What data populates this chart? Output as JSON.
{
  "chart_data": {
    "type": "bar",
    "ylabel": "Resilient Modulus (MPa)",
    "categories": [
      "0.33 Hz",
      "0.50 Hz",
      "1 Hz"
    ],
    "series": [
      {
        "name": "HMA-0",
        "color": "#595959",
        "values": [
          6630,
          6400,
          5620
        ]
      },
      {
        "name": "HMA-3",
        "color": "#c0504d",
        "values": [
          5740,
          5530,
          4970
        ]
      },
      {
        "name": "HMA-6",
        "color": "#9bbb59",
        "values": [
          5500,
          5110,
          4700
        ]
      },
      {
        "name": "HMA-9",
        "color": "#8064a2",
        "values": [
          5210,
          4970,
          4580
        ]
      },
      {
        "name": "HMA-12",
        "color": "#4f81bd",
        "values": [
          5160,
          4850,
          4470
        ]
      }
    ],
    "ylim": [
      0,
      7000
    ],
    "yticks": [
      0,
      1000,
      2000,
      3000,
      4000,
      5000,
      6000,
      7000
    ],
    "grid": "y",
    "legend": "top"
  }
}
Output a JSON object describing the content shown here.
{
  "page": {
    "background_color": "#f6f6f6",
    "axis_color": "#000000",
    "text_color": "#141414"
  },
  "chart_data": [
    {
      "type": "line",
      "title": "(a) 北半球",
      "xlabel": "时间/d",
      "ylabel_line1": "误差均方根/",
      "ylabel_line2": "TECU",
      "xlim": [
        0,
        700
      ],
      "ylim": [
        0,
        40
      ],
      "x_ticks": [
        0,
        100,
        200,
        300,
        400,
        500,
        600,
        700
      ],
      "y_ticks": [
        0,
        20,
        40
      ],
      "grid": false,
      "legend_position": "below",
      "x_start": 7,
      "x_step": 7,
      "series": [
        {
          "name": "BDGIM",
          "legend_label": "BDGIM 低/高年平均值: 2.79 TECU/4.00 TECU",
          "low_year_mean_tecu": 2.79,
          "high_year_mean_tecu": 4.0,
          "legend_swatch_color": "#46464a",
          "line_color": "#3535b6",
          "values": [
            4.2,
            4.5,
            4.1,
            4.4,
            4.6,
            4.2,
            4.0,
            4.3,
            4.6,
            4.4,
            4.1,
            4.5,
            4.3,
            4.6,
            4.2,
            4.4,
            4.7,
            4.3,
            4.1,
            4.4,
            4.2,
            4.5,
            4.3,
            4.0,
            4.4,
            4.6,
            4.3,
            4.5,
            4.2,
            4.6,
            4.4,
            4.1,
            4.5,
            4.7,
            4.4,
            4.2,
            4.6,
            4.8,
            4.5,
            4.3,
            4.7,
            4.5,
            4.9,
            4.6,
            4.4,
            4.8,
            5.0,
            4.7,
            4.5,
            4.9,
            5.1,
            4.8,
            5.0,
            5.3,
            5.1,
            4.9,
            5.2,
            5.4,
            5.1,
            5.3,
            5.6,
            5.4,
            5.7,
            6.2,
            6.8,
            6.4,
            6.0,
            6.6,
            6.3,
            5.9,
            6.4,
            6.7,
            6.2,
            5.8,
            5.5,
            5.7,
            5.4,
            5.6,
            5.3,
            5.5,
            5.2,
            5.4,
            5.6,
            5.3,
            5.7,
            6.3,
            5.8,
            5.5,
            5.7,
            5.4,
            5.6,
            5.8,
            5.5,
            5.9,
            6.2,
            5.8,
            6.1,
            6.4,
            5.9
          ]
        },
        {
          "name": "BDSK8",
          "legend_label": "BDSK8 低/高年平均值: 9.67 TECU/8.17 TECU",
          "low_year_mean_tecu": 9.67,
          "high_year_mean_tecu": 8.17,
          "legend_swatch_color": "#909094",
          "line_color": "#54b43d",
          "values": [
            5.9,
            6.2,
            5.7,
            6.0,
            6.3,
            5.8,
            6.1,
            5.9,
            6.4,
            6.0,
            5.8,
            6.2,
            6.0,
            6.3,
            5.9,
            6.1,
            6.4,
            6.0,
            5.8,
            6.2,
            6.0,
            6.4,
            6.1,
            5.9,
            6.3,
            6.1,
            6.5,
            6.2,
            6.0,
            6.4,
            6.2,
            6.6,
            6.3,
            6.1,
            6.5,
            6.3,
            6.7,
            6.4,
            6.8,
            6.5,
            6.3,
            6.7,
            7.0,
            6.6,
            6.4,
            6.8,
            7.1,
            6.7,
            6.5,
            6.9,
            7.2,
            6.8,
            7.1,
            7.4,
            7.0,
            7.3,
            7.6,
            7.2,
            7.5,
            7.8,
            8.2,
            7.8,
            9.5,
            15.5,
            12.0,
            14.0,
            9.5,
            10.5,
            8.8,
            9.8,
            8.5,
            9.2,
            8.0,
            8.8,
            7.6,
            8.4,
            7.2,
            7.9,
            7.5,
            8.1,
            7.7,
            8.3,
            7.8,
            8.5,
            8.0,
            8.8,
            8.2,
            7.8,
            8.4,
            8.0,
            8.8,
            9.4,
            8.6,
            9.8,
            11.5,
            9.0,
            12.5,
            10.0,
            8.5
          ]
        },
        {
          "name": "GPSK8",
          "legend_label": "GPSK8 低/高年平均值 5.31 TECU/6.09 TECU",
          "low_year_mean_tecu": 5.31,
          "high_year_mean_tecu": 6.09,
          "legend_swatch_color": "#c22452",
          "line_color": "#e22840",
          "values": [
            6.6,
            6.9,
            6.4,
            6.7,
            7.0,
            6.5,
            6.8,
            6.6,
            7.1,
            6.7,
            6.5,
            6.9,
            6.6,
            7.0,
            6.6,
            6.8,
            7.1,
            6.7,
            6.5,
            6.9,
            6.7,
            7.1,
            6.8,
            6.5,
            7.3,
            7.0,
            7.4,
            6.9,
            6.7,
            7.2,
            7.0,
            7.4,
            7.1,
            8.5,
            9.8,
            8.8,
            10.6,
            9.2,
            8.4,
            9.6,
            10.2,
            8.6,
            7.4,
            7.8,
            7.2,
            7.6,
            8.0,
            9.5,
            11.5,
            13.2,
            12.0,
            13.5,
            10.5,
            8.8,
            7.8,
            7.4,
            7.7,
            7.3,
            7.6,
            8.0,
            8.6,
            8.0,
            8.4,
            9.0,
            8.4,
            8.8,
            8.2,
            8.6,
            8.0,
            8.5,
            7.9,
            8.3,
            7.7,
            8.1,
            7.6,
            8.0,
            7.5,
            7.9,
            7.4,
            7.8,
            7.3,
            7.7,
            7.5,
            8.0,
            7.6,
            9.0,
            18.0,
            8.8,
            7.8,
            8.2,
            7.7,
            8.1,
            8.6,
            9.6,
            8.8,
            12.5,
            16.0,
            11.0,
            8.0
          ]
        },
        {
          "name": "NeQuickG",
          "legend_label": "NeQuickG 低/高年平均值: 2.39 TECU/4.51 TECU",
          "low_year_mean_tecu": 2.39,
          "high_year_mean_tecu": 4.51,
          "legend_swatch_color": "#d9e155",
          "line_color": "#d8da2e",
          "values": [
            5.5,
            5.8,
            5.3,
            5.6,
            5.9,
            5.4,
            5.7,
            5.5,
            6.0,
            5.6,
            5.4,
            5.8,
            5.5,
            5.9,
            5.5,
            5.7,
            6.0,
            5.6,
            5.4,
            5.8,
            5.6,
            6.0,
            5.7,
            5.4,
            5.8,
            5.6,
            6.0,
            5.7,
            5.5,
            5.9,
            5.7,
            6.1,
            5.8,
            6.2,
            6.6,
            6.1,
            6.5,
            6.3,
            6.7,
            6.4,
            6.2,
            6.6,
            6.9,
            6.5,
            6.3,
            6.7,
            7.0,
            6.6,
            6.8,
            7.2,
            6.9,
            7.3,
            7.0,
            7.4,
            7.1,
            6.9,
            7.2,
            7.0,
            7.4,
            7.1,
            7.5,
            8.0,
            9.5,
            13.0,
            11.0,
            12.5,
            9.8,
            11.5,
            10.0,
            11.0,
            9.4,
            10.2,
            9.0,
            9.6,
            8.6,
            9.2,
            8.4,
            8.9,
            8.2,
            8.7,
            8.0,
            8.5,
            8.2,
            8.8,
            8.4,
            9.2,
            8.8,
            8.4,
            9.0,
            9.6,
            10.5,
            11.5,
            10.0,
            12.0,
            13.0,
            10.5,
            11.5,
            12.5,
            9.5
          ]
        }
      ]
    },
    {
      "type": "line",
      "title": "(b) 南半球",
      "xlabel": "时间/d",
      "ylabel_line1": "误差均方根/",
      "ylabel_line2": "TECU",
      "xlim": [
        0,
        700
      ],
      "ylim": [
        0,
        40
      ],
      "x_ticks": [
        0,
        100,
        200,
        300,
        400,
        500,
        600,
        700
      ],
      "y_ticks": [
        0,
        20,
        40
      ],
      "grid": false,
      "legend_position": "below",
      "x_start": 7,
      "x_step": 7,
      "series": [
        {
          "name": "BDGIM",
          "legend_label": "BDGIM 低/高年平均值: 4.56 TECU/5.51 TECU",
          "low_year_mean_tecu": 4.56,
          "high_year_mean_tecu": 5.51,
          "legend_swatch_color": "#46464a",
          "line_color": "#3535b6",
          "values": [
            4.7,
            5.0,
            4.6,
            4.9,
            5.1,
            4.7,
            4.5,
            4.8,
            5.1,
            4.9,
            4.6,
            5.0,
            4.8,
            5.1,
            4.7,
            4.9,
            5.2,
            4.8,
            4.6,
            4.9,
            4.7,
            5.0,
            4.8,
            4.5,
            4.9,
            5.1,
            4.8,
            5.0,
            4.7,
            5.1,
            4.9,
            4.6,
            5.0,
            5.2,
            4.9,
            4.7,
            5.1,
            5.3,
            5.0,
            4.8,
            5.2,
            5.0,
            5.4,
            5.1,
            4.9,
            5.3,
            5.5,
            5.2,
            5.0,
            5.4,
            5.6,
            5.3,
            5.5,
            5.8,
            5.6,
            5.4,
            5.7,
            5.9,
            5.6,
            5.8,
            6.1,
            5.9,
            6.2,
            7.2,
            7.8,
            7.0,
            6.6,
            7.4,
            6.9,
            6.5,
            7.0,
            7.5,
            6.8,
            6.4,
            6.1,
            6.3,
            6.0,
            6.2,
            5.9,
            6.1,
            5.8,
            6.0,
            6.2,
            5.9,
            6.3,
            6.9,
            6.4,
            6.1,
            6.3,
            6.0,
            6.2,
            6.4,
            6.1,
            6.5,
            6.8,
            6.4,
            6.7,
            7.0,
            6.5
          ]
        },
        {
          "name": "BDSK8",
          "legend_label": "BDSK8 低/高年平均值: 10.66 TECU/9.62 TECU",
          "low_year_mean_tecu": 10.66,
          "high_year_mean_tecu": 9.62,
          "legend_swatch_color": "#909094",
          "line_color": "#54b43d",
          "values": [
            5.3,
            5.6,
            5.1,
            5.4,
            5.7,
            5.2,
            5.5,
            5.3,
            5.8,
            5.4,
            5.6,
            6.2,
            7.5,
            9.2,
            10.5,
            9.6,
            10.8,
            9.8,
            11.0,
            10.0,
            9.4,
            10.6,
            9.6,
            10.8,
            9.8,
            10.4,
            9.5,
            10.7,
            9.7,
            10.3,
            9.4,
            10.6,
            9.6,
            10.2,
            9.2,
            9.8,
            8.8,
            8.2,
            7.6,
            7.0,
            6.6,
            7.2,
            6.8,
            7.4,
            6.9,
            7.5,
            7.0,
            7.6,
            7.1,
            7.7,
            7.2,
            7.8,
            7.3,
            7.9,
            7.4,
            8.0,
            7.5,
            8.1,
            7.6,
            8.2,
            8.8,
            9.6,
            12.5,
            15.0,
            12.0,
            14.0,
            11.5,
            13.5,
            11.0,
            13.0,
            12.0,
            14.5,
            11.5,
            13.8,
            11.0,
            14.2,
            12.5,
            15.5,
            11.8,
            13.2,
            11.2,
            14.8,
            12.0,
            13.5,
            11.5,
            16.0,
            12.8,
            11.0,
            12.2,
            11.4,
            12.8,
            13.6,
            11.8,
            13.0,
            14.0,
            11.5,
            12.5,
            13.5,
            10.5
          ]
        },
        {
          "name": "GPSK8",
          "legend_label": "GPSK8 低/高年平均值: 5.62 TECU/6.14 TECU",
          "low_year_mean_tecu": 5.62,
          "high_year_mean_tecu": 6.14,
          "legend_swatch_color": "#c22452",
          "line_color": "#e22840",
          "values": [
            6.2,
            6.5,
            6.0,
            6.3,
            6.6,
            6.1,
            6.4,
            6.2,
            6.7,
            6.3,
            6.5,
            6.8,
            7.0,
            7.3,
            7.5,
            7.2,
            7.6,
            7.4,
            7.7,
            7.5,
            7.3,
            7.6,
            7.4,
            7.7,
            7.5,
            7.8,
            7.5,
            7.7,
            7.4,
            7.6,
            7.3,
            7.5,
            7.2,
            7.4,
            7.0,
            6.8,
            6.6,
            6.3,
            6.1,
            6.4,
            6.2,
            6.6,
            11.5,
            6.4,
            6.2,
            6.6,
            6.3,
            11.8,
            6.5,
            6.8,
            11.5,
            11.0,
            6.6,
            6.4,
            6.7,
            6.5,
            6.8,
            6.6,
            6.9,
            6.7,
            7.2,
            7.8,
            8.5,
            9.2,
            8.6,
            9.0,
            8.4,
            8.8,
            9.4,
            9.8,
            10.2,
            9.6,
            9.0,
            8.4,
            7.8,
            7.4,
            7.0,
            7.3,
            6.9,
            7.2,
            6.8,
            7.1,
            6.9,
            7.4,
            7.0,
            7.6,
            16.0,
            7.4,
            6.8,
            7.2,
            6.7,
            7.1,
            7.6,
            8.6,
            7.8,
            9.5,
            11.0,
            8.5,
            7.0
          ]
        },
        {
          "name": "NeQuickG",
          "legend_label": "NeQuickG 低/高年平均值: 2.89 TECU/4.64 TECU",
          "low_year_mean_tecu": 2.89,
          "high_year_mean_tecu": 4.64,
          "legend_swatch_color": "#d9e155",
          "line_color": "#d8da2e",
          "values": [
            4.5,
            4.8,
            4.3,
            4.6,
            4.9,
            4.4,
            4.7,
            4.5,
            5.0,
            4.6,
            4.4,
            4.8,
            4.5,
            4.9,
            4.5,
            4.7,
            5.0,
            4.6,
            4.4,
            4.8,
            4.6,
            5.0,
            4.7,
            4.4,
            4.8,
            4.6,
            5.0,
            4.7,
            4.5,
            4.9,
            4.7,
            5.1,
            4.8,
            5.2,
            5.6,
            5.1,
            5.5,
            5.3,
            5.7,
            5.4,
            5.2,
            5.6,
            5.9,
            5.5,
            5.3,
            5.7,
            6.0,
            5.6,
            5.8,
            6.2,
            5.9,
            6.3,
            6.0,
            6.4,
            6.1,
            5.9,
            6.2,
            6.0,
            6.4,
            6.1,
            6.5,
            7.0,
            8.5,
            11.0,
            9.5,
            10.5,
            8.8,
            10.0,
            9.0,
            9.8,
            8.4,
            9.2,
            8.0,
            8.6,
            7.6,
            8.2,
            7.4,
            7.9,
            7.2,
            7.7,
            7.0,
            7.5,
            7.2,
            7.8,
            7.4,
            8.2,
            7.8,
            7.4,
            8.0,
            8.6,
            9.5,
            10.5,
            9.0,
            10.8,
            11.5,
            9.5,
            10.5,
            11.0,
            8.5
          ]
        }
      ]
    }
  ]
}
----
» **DESCRIPTION OF THE TASK**:
Among the entries above, identify all lines with "JSON" and copy them.

» **TASK RESULT**:
What data populates this chart? Output as JSON.
Output a JSON object describing the content shown here.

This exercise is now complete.